→ Records for the task
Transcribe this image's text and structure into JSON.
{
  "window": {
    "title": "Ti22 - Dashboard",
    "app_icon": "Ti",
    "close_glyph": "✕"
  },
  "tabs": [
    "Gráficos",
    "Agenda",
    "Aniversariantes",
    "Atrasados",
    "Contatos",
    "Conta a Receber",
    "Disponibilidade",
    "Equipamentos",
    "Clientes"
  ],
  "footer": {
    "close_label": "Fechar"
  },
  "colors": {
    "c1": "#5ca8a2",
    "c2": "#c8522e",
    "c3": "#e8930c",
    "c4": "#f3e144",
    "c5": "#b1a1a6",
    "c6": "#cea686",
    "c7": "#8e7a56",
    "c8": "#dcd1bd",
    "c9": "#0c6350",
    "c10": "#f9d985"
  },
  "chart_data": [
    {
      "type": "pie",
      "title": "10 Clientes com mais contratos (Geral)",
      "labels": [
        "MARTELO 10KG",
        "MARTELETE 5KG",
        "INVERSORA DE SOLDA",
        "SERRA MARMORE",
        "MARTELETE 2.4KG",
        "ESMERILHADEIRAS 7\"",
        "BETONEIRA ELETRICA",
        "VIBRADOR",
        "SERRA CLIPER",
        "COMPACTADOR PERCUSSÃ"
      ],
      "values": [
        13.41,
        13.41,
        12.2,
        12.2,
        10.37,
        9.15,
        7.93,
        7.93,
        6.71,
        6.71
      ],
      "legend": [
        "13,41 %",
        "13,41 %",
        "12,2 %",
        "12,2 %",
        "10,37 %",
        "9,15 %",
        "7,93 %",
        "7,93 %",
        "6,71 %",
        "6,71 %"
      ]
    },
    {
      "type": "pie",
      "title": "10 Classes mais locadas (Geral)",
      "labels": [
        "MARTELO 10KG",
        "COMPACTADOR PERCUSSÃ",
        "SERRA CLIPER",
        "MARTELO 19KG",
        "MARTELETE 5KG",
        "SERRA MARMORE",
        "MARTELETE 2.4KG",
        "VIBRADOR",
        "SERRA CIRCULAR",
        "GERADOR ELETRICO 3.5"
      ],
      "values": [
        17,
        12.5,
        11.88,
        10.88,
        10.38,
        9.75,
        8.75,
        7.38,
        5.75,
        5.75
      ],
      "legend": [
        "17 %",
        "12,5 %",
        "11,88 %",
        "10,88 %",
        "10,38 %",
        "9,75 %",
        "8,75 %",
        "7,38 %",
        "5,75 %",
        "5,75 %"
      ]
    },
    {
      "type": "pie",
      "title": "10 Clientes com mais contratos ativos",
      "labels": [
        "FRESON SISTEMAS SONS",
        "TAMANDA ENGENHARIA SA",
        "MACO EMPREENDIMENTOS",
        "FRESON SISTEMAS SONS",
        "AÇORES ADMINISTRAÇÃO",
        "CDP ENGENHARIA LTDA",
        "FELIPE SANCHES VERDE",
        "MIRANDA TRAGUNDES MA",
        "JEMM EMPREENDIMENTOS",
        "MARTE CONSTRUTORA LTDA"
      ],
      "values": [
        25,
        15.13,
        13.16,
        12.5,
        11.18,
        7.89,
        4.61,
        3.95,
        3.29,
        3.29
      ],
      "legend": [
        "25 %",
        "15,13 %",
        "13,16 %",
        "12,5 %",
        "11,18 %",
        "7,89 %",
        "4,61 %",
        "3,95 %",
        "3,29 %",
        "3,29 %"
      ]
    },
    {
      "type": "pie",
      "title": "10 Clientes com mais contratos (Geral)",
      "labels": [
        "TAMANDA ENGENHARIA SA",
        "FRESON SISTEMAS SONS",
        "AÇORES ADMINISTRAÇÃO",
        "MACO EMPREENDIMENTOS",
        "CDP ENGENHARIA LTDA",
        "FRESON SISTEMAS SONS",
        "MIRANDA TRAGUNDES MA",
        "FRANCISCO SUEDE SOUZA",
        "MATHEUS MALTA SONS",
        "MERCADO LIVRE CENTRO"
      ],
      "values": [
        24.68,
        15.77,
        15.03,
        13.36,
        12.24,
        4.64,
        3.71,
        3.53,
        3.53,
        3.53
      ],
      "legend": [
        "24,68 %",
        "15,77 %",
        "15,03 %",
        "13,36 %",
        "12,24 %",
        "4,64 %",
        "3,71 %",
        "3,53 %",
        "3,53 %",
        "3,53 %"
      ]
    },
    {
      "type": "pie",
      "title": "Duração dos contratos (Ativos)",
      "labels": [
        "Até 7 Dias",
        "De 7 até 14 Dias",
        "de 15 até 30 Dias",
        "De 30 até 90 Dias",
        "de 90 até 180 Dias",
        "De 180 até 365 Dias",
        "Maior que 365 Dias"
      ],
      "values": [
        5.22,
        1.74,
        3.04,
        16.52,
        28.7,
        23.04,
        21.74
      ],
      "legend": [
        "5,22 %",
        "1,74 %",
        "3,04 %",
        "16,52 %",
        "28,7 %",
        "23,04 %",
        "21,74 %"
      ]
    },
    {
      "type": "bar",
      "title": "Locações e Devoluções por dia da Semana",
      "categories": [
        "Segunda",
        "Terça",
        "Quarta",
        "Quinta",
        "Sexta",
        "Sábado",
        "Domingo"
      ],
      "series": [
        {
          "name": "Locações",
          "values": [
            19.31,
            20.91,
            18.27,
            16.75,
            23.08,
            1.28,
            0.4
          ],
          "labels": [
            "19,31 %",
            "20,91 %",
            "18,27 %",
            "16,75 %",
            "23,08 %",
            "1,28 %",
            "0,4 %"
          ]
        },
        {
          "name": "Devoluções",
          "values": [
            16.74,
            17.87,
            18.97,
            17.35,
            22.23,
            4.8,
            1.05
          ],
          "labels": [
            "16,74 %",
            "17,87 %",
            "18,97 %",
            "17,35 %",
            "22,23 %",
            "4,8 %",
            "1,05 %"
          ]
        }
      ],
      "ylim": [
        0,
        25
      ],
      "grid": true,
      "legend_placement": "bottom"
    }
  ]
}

→ What to do
Faithfully transcribe the whole of the data.

→ Result below
Transcribe this image's text and structure into JSON.
{
  "window": {
    "title": "Ti22 - Dashboard",
    "app_icon": "Ti",
    "close_glyph": "✕"
  },
  "tabs": [
    "Gráficos",
    "Agenda",
    "Aniversariantes",
    "Atrasados",
    "Contatos",
    "Conta a Receber",
    "Disponibilidade",
    "Equipamentos",
    "Clientes"
  ],
  "footer": {
    "close_label": "Fechar"
  },
  "colors": {
    "c1": "#5ca8a2",
    "c2": "#c8522e",
    "c3": "#e8930c",
    "c4": "#f3e144",
    "c5": "#b1a1a6",
    "c6": "#cea686",
    "c7": "#8e7a56",
    "c8": "#dcd1bd",
    "c9": "#0c6350",
    "c10": "#f9d985"
  },
  "chart_data": [
    {
      "type": "pie",
      "title": "10 Clientes com mais contratos (Geral)",
      "labels": [
        "MARTELO 10KG",
        "MARTELETE 5KG",
        "INVERSORA DE SOLDA",
        "SERRA MARMORE",
        "MARTELETE 2.4KG",
        "ESMERILHADEIRAS 7\"",
        "BETONEIRA ELETRICA",
        "VIBRADOR",
        "SERRA CLIPER",
        "COMPACTADOR PERCUSSÃ"
      ],
      "values": [
        13.41,
        13.41,
        12.2,
        12.2,
        10.37,
        9.15,
        7.93,
        7.93,
        6.71,
        6.71
      ],
      "legend": [
        "13,41 %",
        "13,41 %",
        "12,2 %",
        "12,2 %",
        "10,37 %",
        "9,15 %",
        "7,93 %",
        "7,93 %",
        "6,71 %",
        "6,71 %"
      ]
    },
    {
      "type": "pie",
      "title": "10 Classes mais locadas (Geral)",
      "labels": [
        "MARTELO 10KG",
        "COMPACTADOR PERCUSSÃ",
        "SERRA CLIPER",
        "MARTELO 19KG",
        "MARTELETE 5KG",
        "SERRA MARMORE",
        "MARTELETE 2.4KG",
        "VIBRADOR",
        "SERRA CIRCULAR",
        "GERADOR ELETRICO 3.5"
      ],
      "values": [
        17,
        12.5,
        11.88,
        10.88,
        10.38,
        9.75,
        8.75,
        7.38,
        5.75,
        5.75
      ],
      "legend": [
        "17 %",
        "12,5 %",
        "11,88 %",
        "10,88 %",
        "10,38 %",
        "9,75 %",
        "8,75 %",
        "7,38 %",
        "5,75 %",
        "5,75 %"
      ]
    },
    {
      "type": "pie",
      "title": "10 Clientes com mais contratos ativos",
      "labels": [
        "FRESON SISTEMAS SONS",
        "TAMANDA ENGENHARIA SA",
        "MACO EMPREENDIMENTOS",
        "FRESON SISTEMAS SONS",
        "AÇORES ADMINISTRAÇÃO",
        "CDP ENGENHARIA LTDA",
        "FELIPE SANCHES VERDE",
        "MIRANDA TRAGUNDES MA",
        "JEMM EMPREENDIMENTOS",
        "MARTE CONSTRUTORA LTDA"
      ],
      "values": [
        25,
        15.13,
        13.16,
        12.5,
        11.18,
        7.89,
        4.61,
        3.95,
        3.29,
        3.29
      ],
      "legend": [
        "25 %",
        "15,13 %",
        "13,16 %",
        "12,5 %",
        "11,18 %",
        "7,89 %",
        "4,61 %",
        "3,95 %",
        "3,29 %",
        "3,29 %"
      ]
    },
    {
      "type": "pie",
      "title": "10 Clientes com mais contratos (Geral)",
      "labels": [
        "TAMANDA ENGENHARIA SA",
        "FRESON SISTEMAS SONS",
        "AÇORES ADMINISTRAÇÃO",
        "MACO EMPREENDIMENTOS",
        "CDP ENGENHARIA LTDA",
        "FRESON SISTEMAS SONS",
        "MIRANDA TRAGUNDES MA",
        "FRANCISCO SUEDE SOUZA",
        "MATHEUS MALTA SONS",
        "MERCADO LIVRE CENTRO"
      ],
      "values": [
        24.68,
        15.77,
        15.03,
        13.36,
        12.24,
        4.64,
        3.71,
        3.53,
        3.53,
        3.53
      ],
      "legend": [
        "24,68 %",
        "15,77 %",
        "15,03 %",
        "13,36 %",
        "12,24 %",
        "4,64 %",
        "3,71 %",
        "3,53 %",
        "3,53 %",
        "3,53 %"
      ]
    },
    {
      "type": "pie",
      "title": "Duração dos contratos (Ativos)",
      "labels": [
        "Até 7 Dias",
        "De 7 até 14 Dias",
        "de 15 até 30 Dias",
        "De 30 até 90 Dias",
        "de 90 até 180 Dias",
        "De 180 até 365 Dias",
        "Maior que 365 Dias"
      ],
      "values": [
        5.22,
        1.74,
        3.04,
        16.52,
        28.7,
        23.04,
        21.74
      ],
      "legend": [
        "5,22 %",
        "1,74 %",
        "3,04 %",
        "16,52 %",
        "28,7 %",
        "23,04 %",
        "21,74 %"
      ]
    },
    {
      "type": "bar",
      "title": "Locações e Devoluções por dia da Semana",
      "categories": [
        "Segunda",
        "Terça",
        "Quarta",
        "Quinta",
        "Sexta",
        "Sábado",
        "Domingo"
      ],
      "series": [
        {
          "name": "Locações",
          "values": [
            19.31,
            20.91,
            18.27,
            16.75,
            23.08,
            1.28,
            0.4
          ],
          "labels": [
            "19,31 %",
            "20,91 %",
            "18,27 %",
            "16,75 %",
            "23,08 %",
            "1,28 %",
            "0,4 %"
          ]
        },
        {
          "name": "Devoluções",
          "values": [
            16.74,
            17.87,
            18.97,
            17.35,
            22.23,
            4.8,
            1.05
          ],
          "labels": [
            "16,74 %",
            "17,87 %",
            "18,97 %",
            "17,35 %",
            "22,23 %",
            "4,8 %",
            "1,05 %"
          ]
        }
      ],
      "ylim": [
        0,
        25
      ],
      "grid": true,
      "legend_placement": "bottom"
    }
  ]
}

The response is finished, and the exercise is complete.